Reproduce the material unchanged from the line containing "Text: O: O — [178, 45, 186, 55]" through the line containing "Find all labels, buttons, inputs, and", including both of those lines.

- [Task input]:
***

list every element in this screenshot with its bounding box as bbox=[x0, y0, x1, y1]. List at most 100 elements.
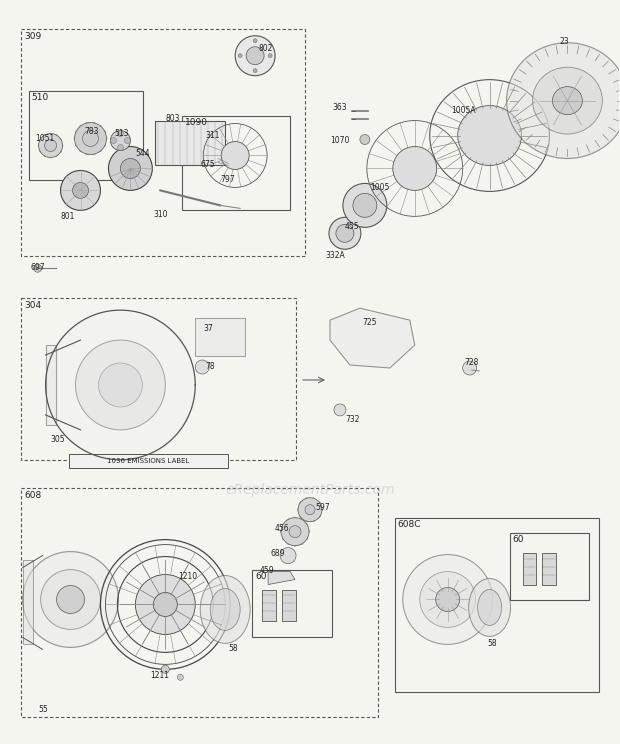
Circle shape bbox=[317, 501, 321, 504]
Circle shape bbox=[312, 519, 315, 522]
Circle shape bbox=[293, 543, 297, 546]
Text: 58: 58 bbox=[228, 644, 238, 653]
Circle shape bbox=[312, 498, 315, 501]
Text: 310: 310 bbox=[153, 211, 168, 219]
Circle shape bbox=[336, 225, 354, 243]
Circle shape bbox=[117, 130, 123, 137]
Ellipse shape bbox=[210, 589, 240, 630]
Circle shape bbox=[104, 137, 107, 141]
Circle shape bbox=[280, 548, 296, 563]
Text: 311: 311 bbox=[205, 130, 219, 140]
Circle shape bbox=[102, 143, 105, 147]
Circle shape bbox=[49, 155, 52, 158]
Bar bbox=[523, 553, 536, 585]
Bar bbox=[69, 454, 228, 468]
Circle shape bbox=[33, 264, 42, 272]
Polygon shape bbox=[330, 308, 415, 368]
Circle shape bbox=[161, 665, 169, 673]
Circle shape bbox=[59, 138, 61, 141]
Text: 37: 37 bbox=[203, 324, 213, 333]
Text: 797: 797 bbox=[220, 176, 235, 185]
Circle shape bbox=[74, 137, 78, 141]
Polygon shape bbox=[268, 571, 295, 585]
Text: 1036 EMISSIONS LABEL: 1036 EMISSIONS LABEL bbox=[107, 458, 190, 464]
Polygon shape bbox=[156, 121, 225, 165]
Circle shape bbox=[463, 361, 477, 375]
Text: 728: 728 bbox=[464, 358, 479, 367]
Circle shape bbox=[305, 519, 308, 522]
Circle shape bbox=[125, 138, 130, 144]
Text: 510: 510 bbox=[32, 92, 49, 102]
Text: 1210: 1210 bbox=[179, 571, 197, 580]
Circle shape bbox=[110, 138, 117, 144]
Text: 58: 58 bbox=[487, 639, 497, 649]
Circle shape bbox=[282, 524, 286, 527]
Bar bbox=[262, 589, 276, 621]
Text: 544: 544 bbox=[135, 149, 150, 158]
Circle shape bbox=[153, 592, 177, 617]
Circle shape bbox=[102, 130, 105, 134]
Text: 309: 309 bbox=[25, 32, 42, 41]
Circle shape bbox=[49, 133, 52, 136]
Circle shape bbox=[299, 515, 303, 518]
Circle shape bbox=[40, 150, 43, 153]
Circle shape bbox=[73, 182, 89, 199]
Text: 332A: 332A bbox=[325, 251, 345, 260]
Circle shape bbox=[99, 363, 143, 407]
Circle shape bbox=[177, 674, 184, 680]
Text: 60: 60 bbox=[513, 535, 524, 544]
Circle shape bbox=[304, 524, 308, 527]
Bar bbox=[20, 29, 305, 256]
Ellipse shape bbox=[458, 106, 521, 165]
Circle shape bbox=[76, 340, 166, 430]
Circle shape bbox=[76, 130, 79, 134]
Text: 597: 597 bbox=[315, 503, 330, 512]
Circle shape bbox=[98, 148, 102, 152]
Circle shape bbox=[319, 508, 322, 511]
Text: 1051: 1051 bbox=[35, 133, 55, 143]
Circle shape bbox=[238, 54, 242, 58]
Text: 608C: 608C bbox=[398, 519, 422, 529]
Text: 725: 725 bbox=[362, 318, 376, 327]
Circle shape bbox=[329, 217, 361, 249]
Circle shape bbox=[287, 519, 290, 522]
Circle shape bbox=[246, 47, 264, 65]
Circle shape bbox=[360, 135, 370, 144]
Circle shape bbox=[82, 130, 99, 147]
Text: 305: 305 bbox=[51, 434, 65, 444]
Text: 697: 697 bbox=[30, 263, 45, 272]
Circle shape bbox=[293, 517, 297, 521]
Text: eReplacementParts.com: eReplacementParts.com bbox=[225, 483, 395, 497]
Circle shape bbox=[117, 144, 123, 150]
Circle shape bbox=[299, 501, 303, 504]
Circle shape bbox=[79, 125, 83, 129]
Text: 732: 732 bbox=[345, 415, 360, 424]
Circle shape bbox=[305, 504, 315, 515]
Circle shape bbox=[403, 554, 493, 644]
Text: 60: 60 bbox=[255, 571, 267, 580]
Circle shape bbox=[86, 122, 89, 126]
Text: 1005: 1005 bbox=[370, 184, 389, 193]
Circle shape bbox=[420, 571, 476, 627]
Circle shape bbox=[300, 541, 303, 545]
Text: 459: 459 bbox=[260, 565, 275, 574]
Bar bbox=[20, 298, 296, 460]
Bar bbox=[195, 318, 245, 356]
Circle shape bbox=[282, 536, 286, 539]
Circle shape bbox=[221, 141, 249, 170]
Circle shape bbox=[98, 125, 102, 129]
Circle shape bbox=[306, 530, 309, 533]
Circle shape bbox=[40, 570, 100, 629]
Text: 23: 23 bbox=[559, 36, 569, 45]
Circle shape bbox=[287, 541, 290, 545]
Circle shape bbox=[300, 519, 303, 522]
Circle shape bbox=[61, 170, 100, 211]
Text: 802: 802 bbox=[258, 44, 273, 53]
Text: 1090: 1090 bbox=[185, 118, 208, 126]
Circle shape bbox=[268, 54, 272, 58]
Circle shape bbox=[120, 158, 140, 179]
Circle shape bbox=[235, 36, 275, 76]
Text: 363: 363 bbox=[332, 103, 347, 112]
Polygon shape bbox=[23, 559, 33, 644]
Circle shape bbox=[195, 360, 209, 374]
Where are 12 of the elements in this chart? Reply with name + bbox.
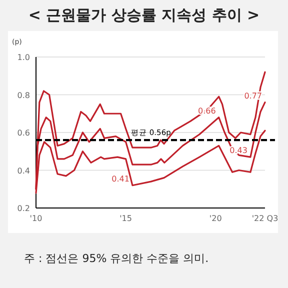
y-tick-label: 0.8 (17, 90, 30, 100)
y-tick-label: 1.0 (17, 53, 30, 62)
text: 주 : 점선은 95% 유의한 수준을 의미. (24, 252, 209, 265)
x-tick-label: '22 Q3 (252, 214, 278, 223)
annotation: 0.41 (112, 174, 130, 184)
x-tick-label: '20 (209, 214, 222, 223)
x-tick-label: '15 (120, 214, 132, 223)
y-tick-label: 0.2 (17, 204, 30, 213)
chart-title: < 근원물가 상승률 지속성 추이 > (28, 6, 260, 24)
y-tick-label: 0.6 (17, 128, 30, 138)
x-tick-label: '10 (30, 214, 42, 223)
y-tick-label: 0.4 (17, 166, 30, 176)
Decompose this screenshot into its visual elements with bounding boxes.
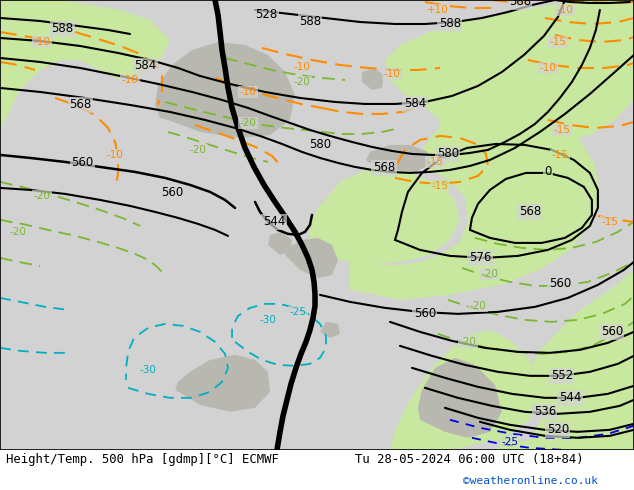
Text: -10: -10 xyxy=(294,62,311,72)
Text: -20: -20 xyxy=(240,118,257,128)
Text: 560: 560 xyxy=(161,186,183,199)
Text: -20: -20 xyxy=(34,191,51,201)
Text: Tu 28-05-2024 06:00 UTC (18+84): Tu 28-05-2024 06:00 UTC (18+84) xyxy=(355,453,584,466)
Text: -10: -10 xyxy=(557,5,573,15)
Text: 520: 520 xyxy=(547,423,569,436)
Text: 544: 544 xyxy=(559,392,581,404)
Text: -15: -15 xyxy=(427,157,443,167)
Text: 536: 536 xyxy=(534,405,556,418)
Text: 568: 568 xyxy=(373,161,395,174)
Text: -10: -10 xyxy=(34,37,51,47)
Text: -20: -20 xyxy=(190,145,207,155)
Polygon shape xyxy=(390,330,540,450)
Text: -15: -15 xyxy=(553,125,571,135)
Text: 552: 552 xyxy=(551,369,573,382)
Text: Height/Temp. 500 hPa [gdmp][°C] ECMWF: Height/Temp. 500 hPa [gdmp][°C] ECMWF xyxy=(6,453,279,466)
Text: ©weatheronline.co.uk: ©weatheronline.co.uk xyxy=(463,476,598,486)
Polygon shape xyxy=(600,350,634,450)
Text: 528: 528 xyxy=(255,8,277,22)
Text: -25: -25 xyxy=(290,307,306,317)
Text: -15: -15 xyxy=(550,37,566,47)
Text: -20: -20 xyxy=(470,301,486,311)
Text: -20: -20 xyxy=(10,227,27,237)
Polygon shape xyxy=(418,358,502,438)
Polygon shape xyxy=(366,145,430,172)
Text: 588: 588 xyxy=(509,0,531,8)
Text: 560: 560 xyxy=(71,156,93,170)
Polygon shape xyxy=(362,68,384,90)
Text: -20: -20 xyxy=(460,337,476,347)
Text: 584: 584 xyxy=(404,98,426,110)
Text: -15: -15 xyxy=(552,150,569,160)
Polygon shape xyxy=(320,102,600,300)
Text: -10: -10 xyxy=(122,75,138,85)
Text: -10: -10 xyxy=(240,87,257,97)
Text: 0: 0 xyxy=(544,166,552,178)
Text: -20: -20 xyxy=(481,269,498,279)
Text: -10: -10 xyxy=(384,69,401,79)
Polygon shape xyxy=(385,0,634,145)
Text: -10: -10 xyxy=(107,150,124,160)
Polygon shape xyxy=(175,355,270,412)
Polygon shape xyxy=(268,232,292,255)
Text: 584: 584 xyxy=(134,59,156,73)
Polygon shape xyxy=(320,322,340,338)
Text: -30: -30 xyxy=(139,365,157,375)
Text: 588: 588 xyxy=(299,16,321,28)
Text: 580: 580 xyxy=(437,147,459,160)
Text: 580: 580 xyxy=(309,139,331,151)
Text: 560: 560 xyxy=(549,277,571,291)
Text: 588: 588 xyxy=(439,18,461,30)
Text: 560: 560 xyxy=(601,325,623,339)
Text: -30: -30 xyxy=(259,315,276,325)
Text: -10: -10 xyxy=(540,63,557,73)
Text: +10: +10 xyxy=(427,5,449,15)
Text: 544: 544 xyxy=(263,216,285,228)
Polygon shape xyxy=(285,238,338,278)
Polygon shape xyxy=(0,0,170,150)
Polygon shape xyxy=(310,172,460,265)
Text: -15: -15 xyxy=(432,181,448,191)
Text: 568: 568 xyxy=(519,205,541,219)
Polygon shape xyxy=(490,270,634,450)
Text: 560: 560 xyxy=(414,307,436,320)
Polygon shape xyxy=(155,42,295,138)
Text: -25: -25 xyxy=(501,437,519,447)
Text: -15: -15 xyxy=(602,217,618,227)
Text: -20: -20 xyxy=(294,77,311,87)
Text: 588: 588 xyxy=(51,23,73,35)
Text: 576: 576 xyxy=(469,251,491,265)
Polygon shape xyxy=(0,0,634,450)
Text: 568: 568 xyxy=(69,98,91,111)
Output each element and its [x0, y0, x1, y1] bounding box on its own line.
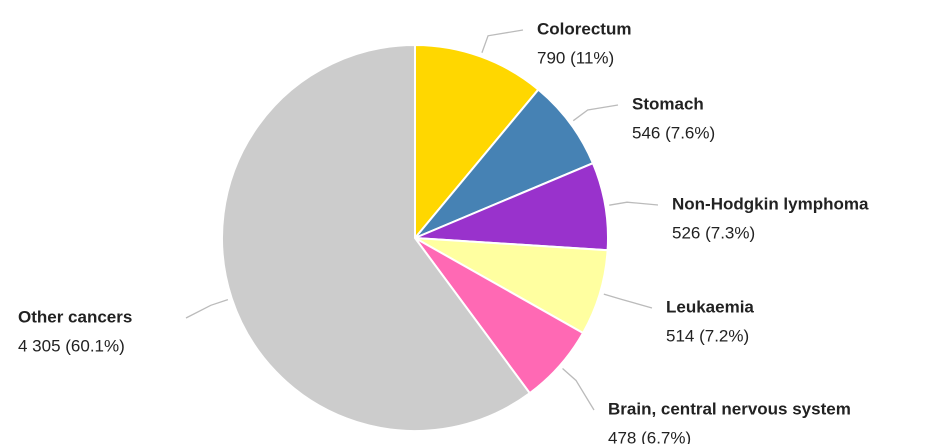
slice-label: Brain, central nervous system — [608, 399, 851, 418]
slice-label: Colorectum — [537, 19, 631, 38]
leader-line — [481, 29, 524, 53]
slice-value-label: 526 (7.3%) — [672, 223, 755, 242]
slice-value-label: 514 (7.2%) — [666, 326, 749, 345]
slice-label: Leukaemia — [666, 297, 754, 316]
pie-slice — [414, 43, 540, 241]
slice-value-label: 546 (7.6%) — [632, 123, 715, 142]
slice-label: Other cancers — [18, 307, 132, 326]
leader-line — [603, 293, 653, 309]
leader-line — [562, 368, 595, 411]
leader-line — [185, 299, 229, 319]
slice-label: Non-Hodgkin lymphoma — [672, 194, 869, 213]
pie-slice — [221, 43, 532, 432]
slice-value-label: 4 305 (60.1%) — [18, 336, 125, 355]
slice-label: Stomach — [632, 94, 704, 113]
leader-line — [609, 201, 659, 206]
leader-line — [572, 104, 619, 122]
slice-value-label: 478 (6.7%) — [608, 428, 691, 444]
slice-value-label: 790 (11%) — [537, 48, 614, 67]
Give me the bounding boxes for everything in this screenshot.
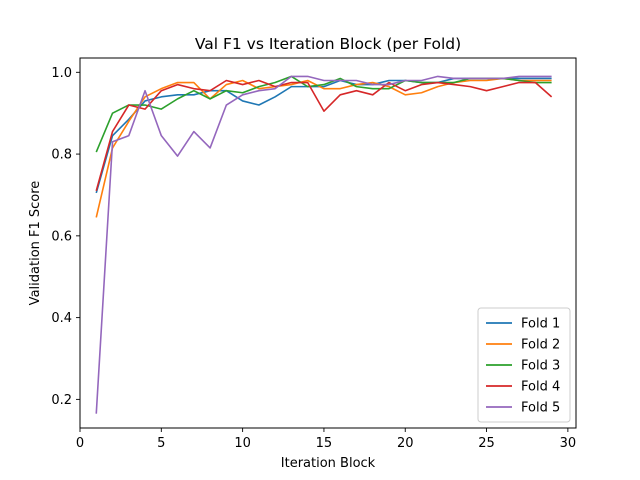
y-tick-label: 0.4 bbox=[51, 311, 72, 326]
y-tick-label: 0.2 bbox=[51, 393, 72, 408]
axes-frame bbox=[79, 57, 577, 429]
plot-area bbox=[95, 75, 553, 414]
x-tick-label: 0 bbox=[76, 436, 84, 451]
legend: Fold 1 Fold 2 Fold 3 Fold 4 Fold 5 bbox=[477, 307, 571, 423]
x-tick-label: 5 bbox=[157, 436, 165, 451]
y-axis: 0.2 0.4 0.6 0.8 1.0 bbox=[51, 66, 80, 408]
legend-label-fold-1: Fold 1 bbox=[521, 317, 560, 332]
y-axis-title: Validation F1 Score bbox=[28, 181, 43, 306]
y-tick-label: 1.0 bbox=[51, 66, 72, 81]
legend-label-fold-5: Fold 5 bbox=[521, 401, 560, 416]
legend-label-fold-3: Fold 3 bbox=[521, 359, 560, 374]
y-tick-label: 0.8 bbox=[51, 148, 72, 163]
series-line-fold-5 bbox=[95, 75, 552, 414]
x-axis-title: Iteration Block bbox=[281, 456, 376, 471]
series-line-fold-2 bbox=[95, 77, 552, 218]
x-axis: 0 5 10 15 20 25 30 bbox=[76, 428, 576, 451]
legend-label-fold-2: Fold 2 bbox=[521, 338, 560, 353]
x-tick-label: 10 bbox=[234, 436, 251, 451]
x-tick-label: 30 bbox=[560, 436, 577, 451]
y-tick-label: 0.6 bbox=[51, 229, 72, 244]
chart-title: Val F1 vs Iteration Block (per Fold) bbox=[195, 35, 461, 53]
legend-label-fold-4: Fold 4 bbox=[521, 380, 560, 395]
x-tick-label: 25 bbox=[478, 436, 495, 451]
x-tick-label: 15 bbox=[316, 436, 333, 451]
series-line-fold-4 bbox=[95, 79, 553, 192]
legend-box bbox=[477, 307, 571, 423]
x-tick-label: 20 bbox=[397, 436, 414, 451]
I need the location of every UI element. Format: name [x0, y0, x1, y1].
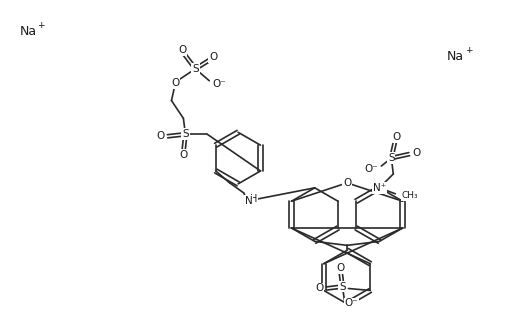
Text: O: O — [178, 45, 186, 55]
Text: O: O — [180, 150, 187, 160]
Text: Na: Na — [447, 50, 464, 64]
Text: CH₃: CH₃ — [401, 191, 418, 200]
Text: O: O — [209, 52, 217, 62]
Text: S: S — [339, 282, 346, 292]
Text: O: O — [343, 178, 351, 188]
Text: O⁻: O⁻ — [212, 79, 226, 89]
Text: O: O — [171, 78, 180, 88]
Text: O⁻: O⁻ — [344, 298, 358, 308]
Text: O: O — [337, 263, 344, 273]
Text: N: N — [245, 196, 253, 206]
Text: O: O — [412, 148, 421, 158]
Text: +: + — [465, 46, 472, 55]
Text: O: O — [316, 284, 323, 293]
Text: O: O — [156, 131, 164, 141]
Text: +: + — [37, 21, 45, 30]
Text: N⁺: N⁺ — [373, 183, 386, 193]
Text: S: S — [182, 129, 188, 139]
Text: H: H — [250, 194, 257, 204]
Text: O: O — [392, 132, 401, 142]
Text: Na: Na — [19, 25, 36, 38]
Text: S: S — [388, 153, 395, 163]
Text: S: S — [192, 64, 198, 74]
Text: O⁻: O⁻ — [365, 164, 379, 174]
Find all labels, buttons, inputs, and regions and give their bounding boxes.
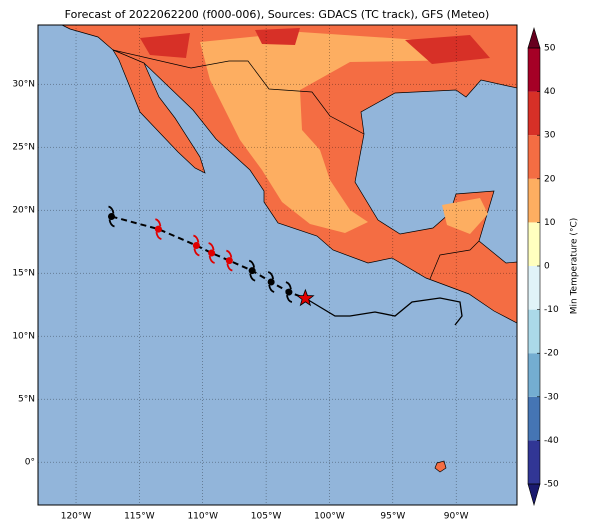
cyclone-symbol	[154, 218, 162, 240]
colorbar-band	[528, 135, 540, 179]
colorbar-tick-label: -50	[544, 480, 559, 490]
cyclone-eye	[267, 278, 275, 286]
lon-tick-label: 110°W	[187, 512, 218, 522]
land-shading	[140, 28, 490, 234]
lat-tick-label: 10°N	[12, 332, 35, 342]
cyclone-arm	[193, 248, 200, 257]
lat-tick-label: 0°	[25, 458, 35, 468]
colorbar-band	[528, 440, 540, 484]
cyclone-eye	[225, 257, 233, 265]
colorbar-tick-label: -10	[544, 305, 559, 315]
colorbar-band	[528, 91, 540, 136]
colorbar-tick-label: 0	[544, 262, 550, 272]
cyclone-arm	[226, 249, 233, 258]
cyclone-arm	[268, 284, 275, 293]
colorbar-band	[528, 266, 540, 310]
hot-patch	[140, 33, 190, 58]
galapagos	[434, 460, 447, 473]
cyclone-arm	[208, 255, 215, 264]
colorbar-band	[528, 222, 540, 266]
cyclone-arm	[208, 242, 215, 251]
baja-california	[112, 49, 206, 174]
cyclone-eye	[107, 212, 115, 220]
cyclone-symbol	[248, 259, 256, 282]
map-title: Forecast of 2022062200 (f000-006), Sourc…	[65, 8, 490, 21]
lat-tick-label: 20°N	[12, 206, 35, 216]
plateau	[200, 32, 470, 233]
current-position-star	[296, 288, 315, 307]
colorbar-tick-label: -40	[544, 436, 559, 446]
lon-tick-label: 105°W	[251, 512, 282, 522]
lat-tick-label: 30°N	[12, 80, 35, 90]
cyclone-symbol	[208, 242, 216, 264]
coastline-track	[304, 297, 463, 326]
cyclone-arm	[285, 281, 292, 290]
lat-tick-label: 25°N	[12, 143, 35, 153]
colorbar-over	[527, 26, 541, 49]
country-border	[112, 49, 480, 280]
cyclone-symbol	[285, 281, 293, 303]
cyclone-arm	[226, 263, 233, 272]
forecast-track	[111, 215, 306, 300]
lat-tick-label: 15°N	[12, 269, 35, 279]
cyclone-arm	[108, 219, 115, 228]
lon-tick-label: 100°W	[314, 512, 345, 522]
lon-tick-label: 95°W	[380, 512, 405, 522]
colorbar-tick-label: 40	[544, 87, 556, 97]
cyclone-eye	[248, 267, 256, 275]
cyclone-eye	[154, 225, 162, 233]
colorbar-band	[528, 353, 540, 397]
colorbar-under	[527, 483, 541, 507]
cyclone-symbol	[107, 205, 115, 228]
cyclone-arm	[155, 218, 162, 227]
colorbar-band	[528, 309, 540, 354]
cyclone-arm	[155, 231, 162, 240]
hot-patch	[405, 35, 490, 64]
cyclone-arm	[248, 259, 256, 268]
cyclone-arm	[108, 205, 115, 214]
lon-tick-label: 115°W	[124, 512, 155, 522]
lon-tick-label: 90°W	[444, 512, 469, 522]
yucatan-plateau	[442, 198, 488, 234]
cyclone-eye	[285, 288, 293, 296]
hot-patch	[255, 28, 300, 45]
cyclone-arm	[249, 273, 256, 282]
colorbar-tick-label: -20	[544, 349, 559, 359]
cyclone-symbol	[192, 234, 200, 257]
colorbar-band	[528, 178, 540, 223]
colorbar-tick-label: 10	[544, 218, 556, 228]
colorbar-band	[528, 48, 540, 92]
lat-tick-label: 5°N	[18, 395, 35, 405]
colorbar-tick-label: 30	[544, 131, 556, 141]
map-frame	[37, 24, 518, 506]
colorbar-tick-label: -30	[544, 392, 559, 402]
cyclone-symbol	[225, 249, 233, 272]
colorbar-band	[528, 396, 540, 441]
colorbar-tick-label: 20	[544, 174, 556, 184]
cyclone-arm	[193, 234, 200, 243]
colorbar-label: Min Temperature (°C)	[570, 218, 580, 315]
colorbar-tick-label: 50	[544, 44, 556, 54]
lon-tick-label: 120°W	[61, 512, 92, 522]
cyclone-symbol	[267, 271, 275, 293]
cyclone-eye	[208, 249, 216, 257]
cyclone-arm	[267, 271, 275, 280]
cyclone-eye	[192, 241, 200, 249]
cyclone-arm	[286, 294, 293, 303]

***

- [Result of this task]:
Text: O: O — [178, 45, 186, 55]
Text: O: O — [180, 150, 187, 160]
Text: Na: Na — [447, 50, 464, 64]
Text: CH₃: CH₃ — [401, 191, 418, 200]
Text: O: O — [209, 52, 217, 62]
Text: S: S — [339, 282, 346, 292]
Text: O: O — [343, 178, 351, 188]
Text: O⁻: O⁻ — [212, 79, 226, 89]
Text: O: O — [171, 78, 180, 88]
Text: O⁻: O⁻ — [344, 298, 358, 308]
Text: O: O — [337, 263, 344, 273]
Text: N: N — [245, 196, 253, 206]
Text: O: O — [412, 148, 421, 158]
Text: +: + — [465, 46, 472, 55]
Text: O: O — [316, 284, 323, 293]
Text: O: O — [156, 131, 164, 141]
Text: +: + — [37, 21, 45, 30]
Text: N⁺: N⁺ — [373, 183, 386, 193]
Text: S: S — [182, 129, 188, 139]
Text: H: H — [250, 194, 257, 204]
Text: O: O — [392, 132, 401, 142]
Text: Na: Na — [19, 25, 36, 38]
Text: S: S — [388, 153, 395, 163]
Text: S: S — [192, 64, 198, 74]
Text: O⁻: O⁻ — [365, 164, 379, 174]
Find all labels, buttons, inputs, and regions and give their bounding boxes.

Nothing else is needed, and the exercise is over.